• [Problem to solve]
Below is a set of records; print all of them exactly as written.

• [Excerpted records]

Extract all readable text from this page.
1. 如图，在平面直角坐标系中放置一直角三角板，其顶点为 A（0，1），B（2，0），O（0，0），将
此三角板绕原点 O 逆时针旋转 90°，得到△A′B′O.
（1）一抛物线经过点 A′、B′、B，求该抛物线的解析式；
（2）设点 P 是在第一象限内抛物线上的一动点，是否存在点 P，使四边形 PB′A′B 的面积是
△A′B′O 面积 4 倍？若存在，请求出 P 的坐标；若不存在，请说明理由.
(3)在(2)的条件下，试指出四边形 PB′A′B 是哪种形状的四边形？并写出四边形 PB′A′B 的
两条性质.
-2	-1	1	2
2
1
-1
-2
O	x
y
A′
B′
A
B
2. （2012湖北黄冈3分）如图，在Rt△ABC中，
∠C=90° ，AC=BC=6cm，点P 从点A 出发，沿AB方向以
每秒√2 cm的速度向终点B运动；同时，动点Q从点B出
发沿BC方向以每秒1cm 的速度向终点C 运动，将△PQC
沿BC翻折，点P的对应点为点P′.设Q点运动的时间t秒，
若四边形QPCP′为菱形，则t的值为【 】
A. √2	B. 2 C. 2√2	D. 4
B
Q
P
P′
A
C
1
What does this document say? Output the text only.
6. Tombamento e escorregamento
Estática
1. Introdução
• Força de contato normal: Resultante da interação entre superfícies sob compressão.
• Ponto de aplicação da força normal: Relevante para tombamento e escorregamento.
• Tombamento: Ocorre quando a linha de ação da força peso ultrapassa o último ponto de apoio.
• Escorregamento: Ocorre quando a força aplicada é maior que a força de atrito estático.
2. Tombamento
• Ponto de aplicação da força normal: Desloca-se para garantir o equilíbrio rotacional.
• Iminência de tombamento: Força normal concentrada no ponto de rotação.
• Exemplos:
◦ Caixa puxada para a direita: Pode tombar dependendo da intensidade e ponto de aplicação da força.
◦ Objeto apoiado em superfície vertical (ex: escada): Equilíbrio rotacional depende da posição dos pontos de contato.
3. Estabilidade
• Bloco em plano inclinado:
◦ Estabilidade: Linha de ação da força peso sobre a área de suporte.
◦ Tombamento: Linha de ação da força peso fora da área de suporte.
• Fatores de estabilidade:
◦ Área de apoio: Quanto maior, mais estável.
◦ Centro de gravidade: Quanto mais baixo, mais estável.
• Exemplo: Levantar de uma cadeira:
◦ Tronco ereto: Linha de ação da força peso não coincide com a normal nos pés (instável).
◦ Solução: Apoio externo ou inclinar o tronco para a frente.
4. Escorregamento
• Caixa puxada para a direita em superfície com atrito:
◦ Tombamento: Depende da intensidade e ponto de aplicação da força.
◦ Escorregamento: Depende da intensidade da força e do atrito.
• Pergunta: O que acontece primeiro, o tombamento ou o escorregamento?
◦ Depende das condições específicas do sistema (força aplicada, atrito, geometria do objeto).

• [Response to this task]
Extract all readable text from this page.
1. 如图，在平面直角坐标系中放置一直角三角板，其顶点为 A（0，1），B（2，0），O（0，0），将
此三角板绕原点 O 逆时针旋转 90°，得到△A′B′O.
（1）一抛物线经过点 A′、B′、B，求该抛物线的解析式；
（2）设点 P 是在第一象限内抛物线上的一动点，是否存在点 P，使四边形 PB′A′B 的面积是
△A′B′O 面积 4 倍？若存在，请求出 P 的坐标；若不存在，请说明理由.
(3)在(2)的条件下，试指出四边形 PB′A′B 是哪种形状的四边形？并写出四边形 PB′A′B 的
两条性质.
-2	-1	1	2
2
1
-1
-2
O	x
y
A′
B′
A
B
2. （2012湖北黄冈3分）如图，在Rt△ABC中，
∠C=90° ，AC=BC=6cm，点P 从点A 出发，沿AB方向以
每秒√2 cm的速度向终点B运动；同时，动点Q从点B出
发沿BC方向以每秒1cm 的速度向终点C 运动，将△PQC
沿BC翻折，点P的对应点为点P′.设Q点运动的时间t秒，
若四边形QPCP′为菱形，则t的值为【 】
A. √2	B. 2 C. 2√2	D. 4
B
Q
P
P′
A
C
1
What does this document say? Output the text only.
6. Tombamento e escorregamento
Estática
1. Introdução
• Força de contato normal: Resultante da interação entre superfícies sob compressão.
• Ponto de aplicação da força normal: Relevante para tombamento e escorregamento.
• Tombamento: Ocorre quando a linha de ação da força peso ultrapassa o último ponto de apoio.
• Escorregamento: Ocorre quando a força aplicada é maior que a força de atrito estático.
2. Tombamento
• Ponto de aplicação da força normal: Desloca-se para garantir o equilíbrio rotacional.
• Iminência de tombamento: Força normal concentrada no ponto de rotação.
• Exemplos:
◦ Caixa puxada para a direita: Pode tombar dependendo da intensidade e ponto de aplicação da força.
◦ Objeto apoiado em superfície vertical (ex: escada): Equilíbrio rotacional depende da posição dos pontos de contato.
3. Estabilidade
• Bloco em plano inclinado:
◦ Estabilidade: Linha de ação da força peso sobre a área de suporte.
◦ Tombamento: Linha de ação da força peso fora da área de suporte.
• Fatores de estabilidade:
◦ Área de apoio: Quanto maior, mais estável.
◦ Centro de gravidade: Quanto mais baixo, mais estável.
• Exemplo: Levantar de uma cadeira:
◦ Tronco ereto: Linha de ação da força peso não coincide com a normal nos pés (instável).
◦ Solução: Apoio externo ou inclinar o tronco para a frente.
4. Escorregamento
• Caixa puxada para a direita em superfície com atrito:
◦ Tombamento: Depende da intensidade e ponto de aplicação da força.
◦ Escorregamento: Depende da intensidade da força e do atrito.
• Pergunta: O que acontece primeiro, o tombamento ou o escorregamento?
◦ Depende das condições específicas do sistema (força aplicada, atrito, geometria do objeto).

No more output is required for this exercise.